▸ **Dataset records**:
***

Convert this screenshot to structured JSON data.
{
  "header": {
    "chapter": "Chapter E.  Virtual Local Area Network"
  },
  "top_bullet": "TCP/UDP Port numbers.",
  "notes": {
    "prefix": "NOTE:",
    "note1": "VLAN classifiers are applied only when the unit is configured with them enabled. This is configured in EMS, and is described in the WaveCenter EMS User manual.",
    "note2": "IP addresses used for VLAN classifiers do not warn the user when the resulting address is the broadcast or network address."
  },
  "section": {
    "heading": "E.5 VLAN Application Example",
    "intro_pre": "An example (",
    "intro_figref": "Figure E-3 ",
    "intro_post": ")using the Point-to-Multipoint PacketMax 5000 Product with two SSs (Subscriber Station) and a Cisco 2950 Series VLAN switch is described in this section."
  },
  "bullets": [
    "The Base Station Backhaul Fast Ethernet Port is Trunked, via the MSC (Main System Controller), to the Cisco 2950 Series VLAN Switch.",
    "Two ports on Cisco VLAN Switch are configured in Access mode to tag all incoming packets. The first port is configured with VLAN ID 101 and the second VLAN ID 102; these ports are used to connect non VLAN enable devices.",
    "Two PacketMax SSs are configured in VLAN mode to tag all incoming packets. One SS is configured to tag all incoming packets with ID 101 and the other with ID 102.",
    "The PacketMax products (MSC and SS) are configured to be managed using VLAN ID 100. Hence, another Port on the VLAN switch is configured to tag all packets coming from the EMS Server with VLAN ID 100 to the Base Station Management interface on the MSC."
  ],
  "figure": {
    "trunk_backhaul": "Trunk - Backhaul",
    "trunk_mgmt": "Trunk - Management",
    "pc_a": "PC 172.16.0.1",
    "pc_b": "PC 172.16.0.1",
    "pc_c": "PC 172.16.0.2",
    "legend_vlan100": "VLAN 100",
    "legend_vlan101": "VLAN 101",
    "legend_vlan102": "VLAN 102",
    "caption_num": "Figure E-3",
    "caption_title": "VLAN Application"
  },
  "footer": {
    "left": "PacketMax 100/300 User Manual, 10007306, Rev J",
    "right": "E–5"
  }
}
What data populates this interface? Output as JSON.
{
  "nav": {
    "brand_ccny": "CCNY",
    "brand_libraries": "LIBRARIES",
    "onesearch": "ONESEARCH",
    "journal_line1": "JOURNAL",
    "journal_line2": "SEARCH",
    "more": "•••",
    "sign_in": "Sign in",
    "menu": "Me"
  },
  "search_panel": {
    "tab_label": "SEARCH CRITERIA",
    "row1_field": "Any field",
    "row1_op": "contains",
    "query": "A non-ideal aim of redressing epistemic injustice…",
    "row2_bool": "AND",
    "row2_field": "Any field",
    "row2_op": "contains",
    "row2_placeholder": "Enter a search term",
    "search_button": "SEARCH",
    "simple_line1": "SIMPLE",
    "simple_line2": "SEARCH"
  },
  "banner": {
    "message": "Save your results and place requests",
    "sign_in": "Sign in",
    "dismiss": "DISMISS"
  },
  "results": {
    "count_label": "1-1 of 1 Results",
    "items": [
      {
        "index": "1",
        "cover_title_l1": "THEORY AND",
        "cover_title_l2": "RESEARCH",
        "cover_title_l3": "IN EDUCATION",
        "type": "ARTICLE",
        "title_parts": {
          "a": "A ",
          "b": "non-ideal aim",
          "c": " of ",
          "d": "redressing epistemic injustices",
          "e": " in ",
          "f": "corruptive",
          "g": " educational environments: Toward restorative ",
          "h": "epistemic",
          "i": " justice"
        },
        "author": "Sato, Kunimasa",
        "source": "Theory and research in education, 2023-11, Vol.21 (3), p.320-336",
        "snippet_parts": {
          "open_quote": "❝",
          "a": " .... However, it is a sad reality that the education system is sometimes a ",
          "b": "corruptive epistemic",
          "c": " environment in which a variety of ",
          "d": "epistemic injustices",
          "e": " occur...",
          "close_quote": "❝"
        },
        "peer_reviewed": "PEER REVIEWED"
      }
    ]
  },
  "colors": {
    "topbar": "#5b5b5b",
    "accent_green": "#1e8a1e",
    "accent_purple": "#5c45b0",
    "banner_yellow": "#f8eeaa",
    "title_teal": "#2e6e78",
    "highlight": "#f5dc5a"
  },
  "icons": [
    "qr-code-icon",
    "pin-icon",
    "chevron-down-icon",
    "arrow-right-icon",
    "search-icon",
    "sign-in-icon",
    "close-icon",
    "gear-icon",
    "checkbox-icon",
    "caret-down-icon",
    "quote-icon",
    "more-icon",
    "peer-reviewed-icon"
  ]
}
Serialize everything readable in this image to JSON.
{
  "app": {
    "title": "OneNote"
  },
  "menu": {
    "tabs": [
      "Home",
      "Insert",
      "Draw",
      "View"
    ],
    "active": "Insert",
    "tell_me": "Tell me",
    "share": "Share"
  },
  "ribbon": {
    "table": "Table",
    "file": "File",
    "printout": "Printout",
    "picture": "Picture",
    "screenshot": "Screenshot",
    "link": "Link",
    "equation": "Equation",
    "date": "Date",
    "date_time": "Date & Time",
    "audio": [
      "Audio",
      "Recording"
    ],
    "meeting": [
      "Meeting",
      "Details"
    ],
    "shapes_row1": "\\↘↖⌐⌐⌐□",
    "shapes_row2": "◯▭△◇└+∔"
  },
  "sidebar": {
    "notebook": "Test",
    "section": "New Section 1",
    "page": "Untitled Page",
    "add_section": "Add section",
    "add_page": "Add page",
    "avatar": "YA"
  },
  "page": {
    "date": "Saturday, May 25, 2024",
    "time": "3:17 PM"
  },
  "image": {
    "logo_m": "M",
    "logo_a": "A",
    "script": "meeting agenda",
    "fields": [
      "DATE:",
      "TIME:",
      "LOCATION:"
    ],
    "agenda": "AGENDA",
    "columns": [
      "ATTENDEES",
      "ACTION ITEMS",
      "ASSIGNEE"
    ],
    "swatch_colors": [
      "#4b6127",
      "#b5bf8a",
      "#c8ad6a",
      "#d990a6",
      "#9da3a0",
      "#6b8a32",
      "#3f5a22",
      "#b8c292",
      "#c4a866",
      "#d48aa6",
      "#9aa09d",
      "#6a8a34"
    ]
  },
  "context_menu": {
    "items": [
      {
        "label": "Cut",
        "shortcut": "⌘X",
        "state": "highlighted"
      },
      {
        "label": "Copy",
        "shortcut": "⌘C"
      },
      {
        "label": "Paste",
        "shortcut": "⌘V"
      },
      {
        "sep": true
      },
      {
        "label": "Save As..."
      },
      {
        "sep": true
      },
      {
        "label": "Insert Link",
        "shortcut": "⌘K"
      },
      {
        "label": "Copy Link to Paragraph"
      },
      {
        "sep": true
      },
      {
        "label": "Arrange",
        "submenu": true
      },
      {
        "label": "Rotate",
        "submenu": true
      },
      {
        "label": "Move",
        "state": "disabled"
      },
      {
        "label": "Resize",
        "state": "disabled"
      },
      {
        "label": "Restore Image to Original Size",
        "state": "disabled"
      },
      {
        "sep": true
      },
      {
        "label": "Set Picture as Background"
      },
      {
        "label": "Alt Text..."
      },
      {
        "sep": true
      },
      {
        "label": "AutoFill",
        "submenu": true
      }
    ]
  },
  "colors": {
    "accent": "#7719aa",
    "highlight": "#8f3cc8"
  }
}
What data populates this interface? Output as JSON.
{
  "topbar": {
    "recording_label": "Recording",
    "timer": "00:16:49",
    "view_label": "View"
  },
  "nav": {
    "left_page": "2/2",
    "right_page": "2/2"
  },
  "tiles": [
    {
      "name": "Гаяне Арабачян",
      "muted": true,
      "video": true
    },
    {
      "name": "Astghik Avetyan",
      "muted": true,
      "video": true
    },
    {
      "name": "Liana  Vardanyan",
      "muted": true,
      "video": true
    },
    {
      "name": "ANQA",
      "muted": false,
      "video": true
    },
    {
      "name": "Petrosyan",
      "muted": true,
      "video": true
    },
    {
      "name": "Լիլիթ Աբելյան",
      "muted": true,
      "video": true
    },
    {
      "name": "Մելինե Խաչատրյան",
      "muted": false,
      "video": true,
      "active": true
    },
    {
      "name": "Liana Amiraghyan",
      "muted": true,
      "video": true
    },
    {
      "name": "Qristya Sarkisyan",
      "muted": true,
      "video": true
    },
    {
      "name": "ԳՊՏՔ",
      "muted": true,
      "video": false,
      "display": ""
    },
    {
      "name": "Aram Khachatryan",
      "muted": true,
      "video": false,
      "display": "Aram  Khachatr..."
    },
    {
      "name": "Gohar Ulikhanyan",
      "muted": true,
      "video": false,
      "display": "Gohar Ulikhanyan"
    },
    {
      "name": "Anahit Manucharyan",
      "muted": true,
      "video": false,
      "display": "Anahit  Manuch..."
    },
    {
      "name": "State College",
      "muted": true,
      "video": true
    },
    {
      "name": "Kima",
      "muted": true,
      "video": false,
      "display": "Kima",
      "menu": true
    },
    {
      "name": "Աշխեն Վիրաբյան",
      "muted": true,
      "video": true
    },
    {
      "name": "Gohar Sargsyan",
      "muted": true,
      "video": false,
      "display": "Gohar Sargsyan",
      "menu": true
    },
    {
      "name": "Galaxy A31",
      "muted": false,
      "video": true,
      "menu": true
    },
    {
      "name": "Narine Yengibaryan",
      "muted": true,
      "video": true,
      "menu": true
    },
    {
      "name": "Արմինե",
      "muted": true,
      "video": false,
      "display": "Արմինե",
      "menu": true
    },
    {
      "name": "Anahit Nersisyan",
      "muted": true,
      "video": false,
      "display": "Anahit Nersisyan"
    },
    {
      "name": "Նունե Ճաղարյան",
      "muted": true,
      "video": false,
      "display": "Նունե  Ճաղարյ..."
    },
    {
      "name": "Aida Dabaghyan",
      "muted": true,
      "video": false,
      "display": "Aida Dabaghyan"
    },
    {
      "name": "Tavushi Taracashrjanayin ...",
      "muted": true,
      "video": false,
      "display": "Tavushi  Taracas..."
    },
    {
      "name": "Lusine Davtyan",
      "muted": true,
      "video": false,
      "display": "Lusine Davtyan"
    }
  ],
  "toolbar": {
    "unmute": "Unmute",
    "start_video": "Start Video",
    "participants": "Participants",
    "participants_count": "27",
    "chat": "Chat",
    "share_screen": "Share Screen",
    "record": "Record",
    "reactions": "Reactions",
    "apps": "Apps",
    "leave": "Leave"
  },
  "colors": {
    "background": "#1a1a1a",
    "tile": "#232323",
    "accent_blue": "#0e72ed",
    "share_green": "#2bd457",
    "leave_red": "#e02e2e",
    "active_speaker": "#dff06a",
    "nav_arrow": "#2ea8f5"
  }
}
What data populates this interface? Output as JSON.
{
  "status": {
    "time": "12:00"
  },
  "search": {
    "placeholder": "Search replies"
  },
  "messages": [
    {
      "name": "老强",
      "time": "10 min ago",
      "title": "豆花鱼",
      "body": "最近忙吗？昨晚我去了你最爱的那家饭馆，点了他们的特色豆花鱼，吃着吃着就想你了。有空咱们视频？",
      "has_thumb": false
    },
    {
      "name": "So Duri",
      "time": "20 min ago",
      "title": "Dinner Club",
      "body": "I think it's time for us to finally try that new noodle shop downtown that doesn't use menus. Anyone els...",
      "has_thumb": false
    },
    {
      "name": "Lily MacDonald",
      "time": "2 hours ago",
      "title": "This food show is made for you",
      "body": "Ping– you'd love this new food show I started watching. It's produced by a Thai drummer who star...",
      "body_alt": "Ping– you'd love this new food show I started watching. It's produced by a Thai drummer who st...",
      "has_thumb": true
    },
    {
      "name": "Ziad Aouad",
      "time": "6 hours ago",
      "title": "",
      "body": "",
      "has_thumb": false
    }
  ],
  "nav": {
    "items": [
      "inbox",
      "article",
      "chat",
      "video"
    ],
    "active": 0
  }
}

***

▸ **Task statement**:
Return every line holding the word "section" from the records.

▸ **Full response**:
  "section": {
    "intro_post": ")using the Point-to-Multipoint PacketMax 5000 Product with two SSs (Subscriber Station) and a Cisco 2950 Series VLAN switch is described in this section."
    "section": "New Section 1",
    "add_section": "Add section",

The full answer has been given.